Short task
Print the listing below verbatim, keeping every line unchanged.

** Begin Records **

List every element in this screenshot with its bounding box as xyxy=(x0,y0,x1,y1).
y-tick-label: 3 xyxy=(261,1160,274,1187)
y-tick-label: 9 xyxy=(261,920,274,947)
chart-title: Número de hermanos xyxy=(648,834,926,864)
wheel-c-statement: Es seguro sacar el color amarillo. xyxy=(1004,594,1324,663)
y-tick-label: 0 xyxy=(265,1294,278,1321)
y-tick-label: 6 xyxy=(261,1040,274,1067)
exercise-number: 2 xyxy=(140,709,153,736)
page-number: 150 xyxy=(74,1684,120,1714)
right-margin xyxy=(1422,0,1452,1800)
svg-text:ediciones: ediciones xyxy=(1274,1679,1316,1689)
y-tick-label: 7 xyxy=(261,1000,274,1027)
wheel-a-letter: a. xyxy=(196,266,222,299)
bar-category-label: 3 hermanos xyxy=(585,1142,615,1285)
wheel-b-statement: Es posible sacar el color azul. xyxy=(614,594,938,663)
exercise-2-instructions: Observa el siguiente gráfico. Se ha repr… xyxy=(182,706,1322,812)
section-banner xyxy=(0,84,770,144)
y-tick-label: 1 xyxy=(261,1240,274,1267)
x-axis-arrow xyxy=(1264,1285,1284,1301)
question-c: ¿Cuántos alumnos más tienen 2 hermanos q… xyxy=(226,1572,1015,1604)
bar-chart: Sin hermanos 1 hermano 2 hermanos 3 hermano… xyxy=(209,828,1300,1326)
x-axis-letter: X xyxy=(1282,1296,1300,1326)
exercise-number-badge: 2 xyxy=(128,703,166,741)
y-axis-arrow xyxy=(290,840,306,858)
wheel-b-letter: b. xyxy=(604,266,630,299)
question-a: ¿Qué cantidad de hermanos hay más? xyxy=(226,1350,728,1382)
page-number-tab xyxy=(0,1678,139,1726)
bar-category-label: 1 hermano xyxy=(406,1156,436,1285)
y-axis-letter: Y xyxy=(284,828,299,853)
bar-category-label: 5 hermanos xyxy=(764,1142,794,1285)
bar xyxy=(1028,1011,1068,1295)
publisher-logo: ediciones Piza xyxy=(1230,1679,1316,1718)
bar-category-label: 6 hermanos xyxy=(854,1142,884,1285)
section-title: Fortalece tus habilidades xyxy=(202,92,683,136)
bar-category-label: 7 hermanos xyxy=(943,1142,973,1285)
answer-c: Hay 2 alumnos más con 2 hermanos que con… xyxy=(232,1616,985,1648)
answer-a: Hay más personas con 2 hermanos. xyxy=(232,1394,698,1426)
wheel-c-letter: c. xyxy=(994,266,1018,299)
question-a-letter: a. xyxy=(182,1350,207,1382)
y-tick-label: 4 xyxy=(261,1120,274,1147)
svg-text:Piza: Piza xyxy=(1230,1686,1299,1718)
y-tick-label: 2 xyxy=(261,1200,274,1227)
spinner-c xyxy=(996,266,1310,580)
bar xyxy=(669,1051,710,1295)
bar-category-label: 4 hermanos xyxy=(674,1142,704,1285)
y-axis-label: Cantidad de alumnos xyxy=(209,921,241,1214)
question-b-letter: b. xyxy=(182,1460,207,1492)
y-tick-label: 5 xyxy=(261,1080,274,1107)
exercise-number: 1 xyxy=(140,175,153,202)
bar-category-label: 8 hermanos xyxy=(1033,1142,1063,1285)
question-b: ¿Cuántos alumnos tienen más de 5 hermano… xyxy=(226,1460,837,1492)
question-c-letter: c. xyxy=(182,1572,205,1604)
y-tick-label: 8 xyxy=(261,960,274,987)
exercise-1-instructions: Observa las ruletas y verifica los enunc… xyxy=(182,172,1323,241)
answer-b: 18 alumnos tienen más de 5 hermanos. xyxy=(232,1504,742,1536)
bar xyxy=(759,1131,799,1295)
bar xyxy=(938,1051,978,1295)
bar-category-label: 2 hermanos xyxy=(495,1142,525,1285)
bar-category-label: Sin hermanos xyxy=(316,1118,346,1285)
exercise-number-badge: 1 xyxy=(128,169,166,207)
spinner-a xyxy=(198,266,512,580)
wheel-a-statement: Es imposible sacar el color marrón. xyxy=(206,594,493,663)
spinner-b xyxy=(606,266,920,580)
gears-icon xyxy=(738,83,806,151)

** End Records **

Reply
List every element in this screenshot with its bounding box as xyxy=(x0,y0,x1,y1).
y-tick-label: 3 xyxy=(261,1160,274,1187)
y-tick-label: 9 xyxy=(261,920,274,947)
chart-title: Número de hermanos xyxy=(648,834,926,864)
wheel-c-statement: Es seguro sacar el color amarillo. xyxy=(1004,594,1324,663)
y-tick-label: 0 xyxy=(265,1294,278,1321)
y-tick-label: 6 xyxy=(261,1040,274,1067)
exercise-number: 2 xyxy=(140,709,153,736)
page-number: 150 xyxy=(74,1684,120,1714)
right-margin xyxy=(1422,0,1452,1800)
svg-text:ediciones: ediciones xyxy=(1274,1679,1316,1689)
y-tick-label: 7 xyxy=(261,1000,274,1027)
wheel-a-letter: a. xyxy=(196,266,222,299)
bar-category-label: 3 hermanos xyxy=(585,1142,615,1285)
wheel-b-statement: Es posible sacar el color azul. xyxy=(614,594,938,663)
exercise-2-instructions: Observa el siguiente gráfico. Se ha repr… xyxy=(182,706,1322,812)
section-banner xyxy=(0,84,770,144)
y-tick-label: 1 xyxy=(261,1240,274,1267)
x-axis-arrow xyxy=(1264,1285,1284,1301)
question-c: ¿Cuántos alumnos más tienen 2 hermanos q… xyxy=(226,1572,1015,1604)
bar-chart: Sin hermanos 1 hermano 2 hermanos 3 hermano… xyxy=(209,828,1300,1326)
x-axis-letter: X xyxy=(1282,1296,1300,1326)
exercise-number-badge: 2 xyxy=(128,703,166,741)
y-axis-arrow xyxy=(290,840,306,858)
wheel-b-letter: b. xyxy=(604,266,630,299)
question-a: ¿Qué cantidad de hermanos hay más? xyxy=(226,1350,728,1382)
page-number-tab xyxy=(0,1678,139,1726)
bar-category-label: 1 hermano xyxy=(406,1156,436,1285)
y-axis-letter: Y xyxy=(284,828,299,853)
bar-category-label: 5 hermanos xyxy=(764,1142,794,1285)
bar xyxy=(1028,1011,1068,1295)
publisher-logo: ediciones Piza xyxy=(1230,1679,1316,1718)
bar-category-label: 6 hermanos xyxy=(854,1142,884,1285)
section-title: Fortalece tus habilidades xyxy=(202,92,683,136)
bar-category-label: 7 hermanos xyxy=(943,1142,973,1285)
answer-c: Hay 2 alumnos más con 2 hermanos que con… xyxy=(232,1616,985,1648)
answer-a: Hay más personas con 2 hermanos. xyxy=(232,1394,698,1426)
wheel-c-letter: c. xyxy=(994,266,1018,299)
question-a-letter: a. xyxy=(182,1350,207,1382)
y-tick-label: 4 xyxy=(261,1120,274,1147)
svg-text:Piza: Piza xyxy=(1230,1686,1299,1718)
y-tick-label: 2 xyxy=(261,1200,274,1227)
spinner-c xyxy=(996,266,1310,580)
bar xyxy=(669,1051,710,1295)
bar-category-label: 4 hermanos xyxy=(674,1142,704,1285)
y-axis-label: Cantidad de alumnos xyxy=(209,921,241,1214)
question-b-letter: b. xyxy=(182,1460,207,1492)
y-tick-label: 5 xyxy=(261,1080,274,1107)
exercise-number: 1 xyxy=(140,175,153,202)
bar-category-label: 8 hermanos xyxy=(1033,1142,1063,1285)
question-b: ¿Cuántos alumnos tienen más de 5 hermano… xyxy=(226,1460,837,1492)
question-c-letter: c. xyxy=(182,1572,205,1604)
y-tick-label: 8 xyxy=(261,960,274,987)
exercise-1-instructions: Observa las ruletas y verifica los enunc… xyxy=(182,172,1323,241)
answer-b: 18 alumnos tienen más de 5 hermanos. xyxy=(232,1504,742,1536)
bar xyxy=(759,1131,799,1295)
bar xyxy=(938,1051,978,1295)
bar-category-label: 2 hermanos xyxy=(495,1142,525,1285)
bar-category-label: Sin hermanos xyxy=(316,1118,346,1285)
exercise-number-badge: 1 xyxy=(128,169,166,207)
spinner-a xyxy=(198,266,512,580)
wheel-a-statement: Es imposible sacar el color marrón. xyxy=(206,594,493,663)
spinner-b xyxy=(606,266,920,580)
gears-icon xyxy=(738,83,806,151)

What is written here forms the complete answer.